— START OF Dataset excerpts —
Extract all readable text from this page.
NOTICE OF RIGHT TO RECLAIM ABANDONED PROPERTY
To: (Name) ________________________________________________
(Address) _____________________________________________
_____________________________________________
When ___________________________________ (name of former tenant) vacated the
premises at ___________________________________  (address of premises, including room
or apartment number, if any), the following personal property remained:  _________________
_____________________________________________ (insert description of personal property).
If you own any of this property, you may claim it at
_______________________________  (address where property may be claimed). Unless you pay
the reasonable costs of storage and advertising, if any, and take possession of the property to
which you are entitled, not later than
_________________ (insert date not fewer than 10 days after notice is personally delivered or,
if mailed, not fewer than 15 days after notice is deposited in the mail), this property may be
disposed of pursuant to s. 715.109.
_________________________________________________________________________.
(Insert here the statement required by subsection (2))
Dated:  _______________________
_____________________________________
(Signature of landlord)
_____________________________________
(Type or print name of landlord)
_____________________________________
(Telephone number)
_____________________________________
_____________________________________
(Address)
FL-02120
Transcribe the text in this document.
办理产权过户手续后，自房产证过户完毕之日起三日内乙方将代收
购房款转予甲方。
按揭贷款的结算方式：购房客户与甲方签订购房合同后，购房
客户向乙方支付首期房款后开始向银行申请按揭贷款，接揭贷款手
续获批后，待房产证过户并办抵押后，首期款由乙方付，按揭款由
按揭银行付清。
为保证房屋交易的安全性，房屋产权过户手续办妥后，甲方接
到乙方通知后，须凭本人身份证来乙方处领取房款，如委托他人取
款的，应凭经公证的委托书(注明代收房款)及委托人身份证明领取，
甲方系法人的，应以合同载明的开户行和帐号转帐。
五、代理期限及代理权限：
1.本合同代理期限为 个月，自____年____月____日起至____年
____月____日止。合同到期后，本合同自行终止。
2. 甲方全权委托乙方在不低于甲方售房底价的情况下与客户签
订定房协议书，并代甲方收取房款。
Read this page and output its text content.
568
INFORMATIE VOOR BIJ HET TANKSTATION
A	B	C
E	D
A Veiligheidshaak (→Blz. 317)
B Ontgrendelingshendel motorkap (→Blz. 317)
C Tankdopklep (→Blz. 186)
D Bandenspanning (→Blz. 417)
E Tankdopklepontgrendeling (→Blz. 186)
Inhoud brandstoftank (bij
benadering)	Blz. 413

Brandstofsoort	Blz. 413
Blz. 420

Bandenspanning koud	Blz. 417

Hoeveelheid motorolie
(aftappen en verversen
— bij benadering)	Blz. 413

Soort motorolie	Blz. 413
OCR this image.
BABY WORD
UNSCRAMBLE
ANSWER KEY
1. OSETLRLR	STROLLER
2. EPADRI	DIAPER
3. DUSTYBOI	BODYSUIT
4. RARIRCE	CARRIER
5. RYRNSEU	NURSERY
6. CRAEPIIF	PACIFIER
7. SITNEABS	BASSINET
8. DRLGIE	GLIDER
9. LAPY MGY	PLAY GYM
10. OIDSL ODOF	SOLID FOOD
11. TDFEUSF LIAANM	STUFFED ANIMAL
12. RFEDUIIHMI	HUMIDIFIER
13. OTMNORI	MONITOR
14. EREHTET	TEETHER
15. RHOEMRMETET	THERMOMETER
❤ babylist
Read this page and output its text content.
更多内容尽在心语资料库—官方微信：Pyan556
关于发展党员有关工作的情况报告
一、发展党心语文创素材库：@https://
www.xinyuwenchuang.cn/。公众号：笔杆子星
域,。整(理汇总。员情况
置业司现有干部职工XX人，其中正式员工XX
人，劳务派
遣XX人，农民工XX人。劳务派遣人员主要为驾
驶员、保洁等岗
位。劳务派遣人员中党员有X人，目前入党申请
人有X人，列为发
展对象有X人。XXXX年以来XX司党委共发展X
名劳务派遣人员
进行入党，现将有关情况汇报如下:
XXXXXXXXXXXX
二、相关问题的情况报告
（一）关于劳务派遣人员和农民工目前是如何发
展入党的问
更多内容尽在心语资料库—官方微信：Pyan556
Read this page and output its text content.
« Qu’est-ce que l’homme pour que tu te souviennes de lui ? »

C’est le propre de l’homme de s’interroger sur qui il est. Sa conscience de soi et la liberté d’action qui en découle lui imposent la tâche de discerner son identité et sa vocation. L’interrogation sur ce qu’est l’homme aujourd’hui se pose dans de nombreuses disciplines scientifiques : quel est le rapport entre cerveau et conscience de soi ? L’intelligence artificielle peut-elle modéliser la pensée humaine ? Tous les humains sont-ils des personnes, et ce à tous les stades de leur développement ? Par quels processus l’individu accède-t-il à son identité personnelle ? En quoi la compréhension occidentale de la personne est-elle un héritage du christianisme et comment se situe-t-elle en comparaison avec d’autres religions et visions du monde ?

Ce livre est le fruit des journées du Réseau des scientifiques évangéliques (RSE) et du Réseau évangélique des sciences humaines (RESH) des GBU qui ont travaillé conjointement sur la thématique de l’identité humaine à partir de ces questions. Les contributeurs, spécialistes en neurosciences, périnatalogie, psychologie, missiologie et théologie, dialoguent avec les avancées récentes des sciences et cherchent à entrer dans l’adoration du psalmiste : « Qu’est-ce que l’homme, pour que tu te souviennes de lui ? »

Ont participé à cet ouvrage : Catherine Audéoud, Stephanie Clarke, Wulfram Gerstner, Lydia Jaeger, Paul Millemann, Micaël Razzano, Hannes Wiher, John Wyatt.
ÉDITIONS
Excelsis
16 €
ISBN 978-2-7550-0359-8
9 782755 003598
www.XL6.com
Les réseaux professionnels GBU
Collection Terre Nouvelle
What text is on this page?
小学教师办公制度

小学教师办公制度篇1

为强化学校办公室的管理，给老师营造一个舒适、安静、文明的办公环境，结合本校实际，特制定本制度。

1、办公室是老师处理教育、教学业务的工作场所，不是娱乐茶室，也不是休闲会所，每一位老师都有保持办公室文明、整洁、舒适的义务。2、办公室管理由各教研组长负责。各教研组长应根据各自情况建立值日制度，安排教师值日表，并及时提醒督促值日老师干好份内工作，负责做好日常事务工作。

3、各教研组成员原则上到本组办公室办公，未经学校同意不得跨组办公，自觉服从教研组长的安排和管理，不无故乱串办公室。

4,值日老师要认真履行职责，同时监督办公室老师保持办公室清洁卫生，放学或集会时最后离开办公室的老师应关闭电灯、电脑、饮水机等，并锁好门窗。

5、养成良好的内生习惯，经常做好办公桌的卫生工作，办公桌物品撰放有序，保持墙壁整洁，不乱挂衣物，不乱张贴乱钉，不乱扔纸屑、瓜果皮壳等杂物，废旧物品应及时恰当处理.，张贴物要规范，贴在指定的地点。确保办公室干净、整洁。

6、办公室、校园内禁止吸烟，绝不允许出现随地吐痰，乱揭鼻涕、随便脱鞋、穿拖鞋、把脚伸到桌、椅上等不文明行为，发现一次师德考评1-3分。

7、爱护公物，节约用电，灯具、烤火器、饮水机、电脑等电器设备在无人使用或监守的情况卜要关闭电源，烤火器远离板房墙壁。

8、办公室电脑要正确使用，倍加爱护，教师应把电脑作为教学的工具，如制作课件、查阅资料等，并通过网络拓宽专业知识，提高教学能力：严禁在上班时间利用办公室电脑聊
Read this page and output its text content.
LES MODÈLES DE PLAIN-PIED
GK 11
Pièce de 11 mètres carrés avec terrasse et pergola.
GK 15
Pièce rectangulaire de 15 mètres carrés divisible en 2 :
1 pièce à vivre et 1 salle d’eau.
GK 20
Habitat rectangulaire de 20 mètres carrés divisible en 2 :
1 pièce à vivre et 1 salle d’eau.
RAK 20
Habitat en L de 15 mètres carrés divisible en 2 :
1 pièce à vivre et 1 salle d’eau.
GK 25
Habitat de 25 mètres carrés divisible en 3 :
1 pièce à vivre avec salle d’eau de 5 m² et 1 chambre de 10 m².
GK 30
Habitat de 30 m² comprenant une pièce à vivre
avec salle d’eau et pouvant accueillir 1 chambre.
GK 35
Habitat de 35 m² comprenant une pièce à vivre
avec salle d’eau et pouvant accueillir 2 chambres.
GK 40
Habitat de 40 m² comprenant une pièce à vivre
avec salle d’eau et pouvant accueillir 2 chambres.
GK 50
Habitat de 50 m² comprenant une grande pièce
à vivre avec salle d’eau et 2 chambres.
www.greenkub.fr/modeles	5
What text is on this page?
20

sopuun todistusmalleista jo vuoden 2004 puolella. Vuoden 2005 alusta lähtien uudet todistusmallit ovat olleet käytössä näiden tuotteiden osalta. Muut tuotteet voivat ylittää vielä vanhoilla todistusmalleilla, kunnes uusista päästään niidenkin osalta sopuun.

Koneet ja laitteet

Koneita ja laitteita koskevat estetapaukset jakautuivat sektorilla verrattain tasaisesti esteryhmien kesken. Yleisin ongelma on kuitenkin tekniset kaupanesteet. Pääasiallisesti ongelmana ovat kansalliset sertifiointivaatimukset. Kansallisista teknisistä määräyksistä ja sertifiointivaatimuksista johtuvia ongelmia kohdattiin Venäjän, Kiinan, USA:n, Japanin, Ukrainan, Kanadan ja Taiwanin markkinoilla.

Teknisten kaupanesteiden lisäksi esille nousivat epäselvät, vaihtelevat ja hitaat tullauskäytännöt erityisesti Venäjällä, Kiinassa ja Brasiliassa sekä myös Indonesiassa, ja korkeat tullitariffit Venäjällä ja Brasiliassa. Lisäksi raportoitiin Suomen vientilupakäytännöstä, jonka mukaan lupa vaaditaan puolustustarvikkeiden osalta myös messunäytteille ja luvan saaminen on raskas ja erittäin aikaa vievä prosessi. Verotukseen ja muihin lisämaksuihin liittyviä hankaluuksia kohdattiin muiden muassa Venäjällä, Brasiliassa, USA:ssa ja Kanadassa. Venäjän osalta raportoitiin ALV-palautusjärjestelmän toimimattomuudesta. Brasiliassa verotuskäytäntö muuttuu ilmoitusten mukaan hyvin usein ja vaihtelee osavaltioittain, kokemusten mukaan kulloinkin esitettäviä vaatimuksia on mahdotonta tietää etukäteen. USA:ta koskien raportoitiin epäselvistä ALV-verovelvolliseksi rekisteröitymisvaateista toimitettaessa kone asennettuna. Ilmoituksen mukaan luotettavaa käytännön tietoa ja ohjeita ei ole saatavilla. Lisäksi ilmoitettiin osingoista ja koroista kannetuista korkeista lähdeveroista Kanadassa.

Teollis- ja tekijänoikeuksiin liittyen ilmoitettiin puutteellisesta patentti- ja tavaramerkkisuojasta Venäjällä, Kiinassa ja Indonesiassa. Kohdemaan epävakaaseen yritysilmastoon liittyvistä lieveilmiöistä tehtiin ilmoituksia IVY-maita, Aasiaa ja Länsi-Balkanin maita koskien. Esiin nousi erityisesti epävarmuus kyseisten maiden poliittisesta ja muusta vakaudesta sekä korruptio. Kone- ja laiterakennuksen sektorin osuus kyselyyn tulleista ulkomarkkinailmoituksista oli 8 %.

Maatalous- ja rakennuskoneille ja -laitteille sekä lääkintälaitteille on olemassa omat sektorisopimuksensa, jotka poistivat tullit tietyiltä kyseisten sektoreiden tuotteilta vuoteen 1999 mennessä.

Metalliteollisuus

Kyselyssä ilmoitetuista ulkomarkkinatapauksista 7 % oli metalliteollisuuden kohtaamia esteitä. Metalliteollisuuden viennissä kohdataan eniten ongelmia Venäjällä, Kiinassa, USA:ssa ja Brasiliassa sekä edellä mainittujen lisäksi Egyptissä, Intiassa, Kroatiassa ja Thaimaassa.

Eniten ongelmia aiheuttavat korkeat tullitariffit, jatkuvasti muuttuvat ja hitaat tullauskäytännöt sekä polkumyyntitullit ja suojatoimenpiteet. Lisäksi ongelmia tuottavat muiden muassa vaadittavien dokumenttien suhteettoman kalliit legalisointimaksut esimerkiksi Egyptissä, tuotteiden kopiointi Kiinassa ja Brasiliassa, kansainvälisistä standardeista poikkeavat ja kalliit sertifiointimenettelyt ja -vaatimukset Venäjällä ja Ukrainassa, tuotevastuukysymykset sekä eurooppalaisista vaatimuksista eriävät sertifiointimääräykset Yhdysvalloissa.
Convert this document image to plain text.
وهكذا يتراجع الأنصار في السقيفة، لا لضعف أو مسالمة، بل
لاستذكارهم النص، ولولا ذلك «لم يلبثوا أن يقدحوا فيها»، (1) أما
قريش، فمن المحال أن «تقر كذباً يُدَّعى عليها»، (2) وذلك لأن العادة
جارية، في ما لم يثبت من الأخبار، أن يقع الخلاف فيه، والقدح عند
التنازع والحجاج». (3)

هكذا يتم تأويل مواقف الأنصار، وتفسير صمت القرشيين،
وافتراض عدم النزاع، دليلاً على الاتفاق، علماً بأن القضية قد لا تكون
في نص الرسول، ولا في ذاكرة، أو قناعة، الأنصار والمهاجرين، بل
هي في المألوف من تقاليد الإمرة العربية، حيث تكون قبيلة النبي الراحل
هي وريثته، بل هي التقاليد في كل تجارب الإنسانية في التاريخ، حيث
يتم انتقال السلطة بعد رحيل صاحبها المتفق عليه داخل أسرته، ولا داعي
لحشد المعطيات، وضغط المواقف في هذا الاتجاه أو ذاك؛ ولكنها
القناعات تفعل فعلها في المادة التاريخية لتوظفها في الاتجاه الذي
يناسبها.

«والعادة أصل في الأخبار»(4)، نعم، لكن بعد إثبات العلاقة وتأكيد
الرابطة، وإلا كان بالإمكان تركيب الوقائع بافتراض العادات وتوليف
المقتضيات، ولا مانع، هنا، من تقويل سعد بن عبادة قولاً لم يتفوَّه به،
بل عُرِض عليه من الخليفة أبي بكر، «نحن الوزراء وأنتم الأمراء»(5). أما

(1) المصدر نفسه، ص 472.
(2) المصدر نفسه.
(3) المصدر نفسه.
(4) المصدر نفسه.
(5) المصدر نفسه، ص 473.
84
— END OF Dataset excerpts —
**What the task requires:** Look for the word "benadering" and return every line where it occurs.

**Finished task:**
benadering)	Blz. 413
— bij benadering)	Blz. 413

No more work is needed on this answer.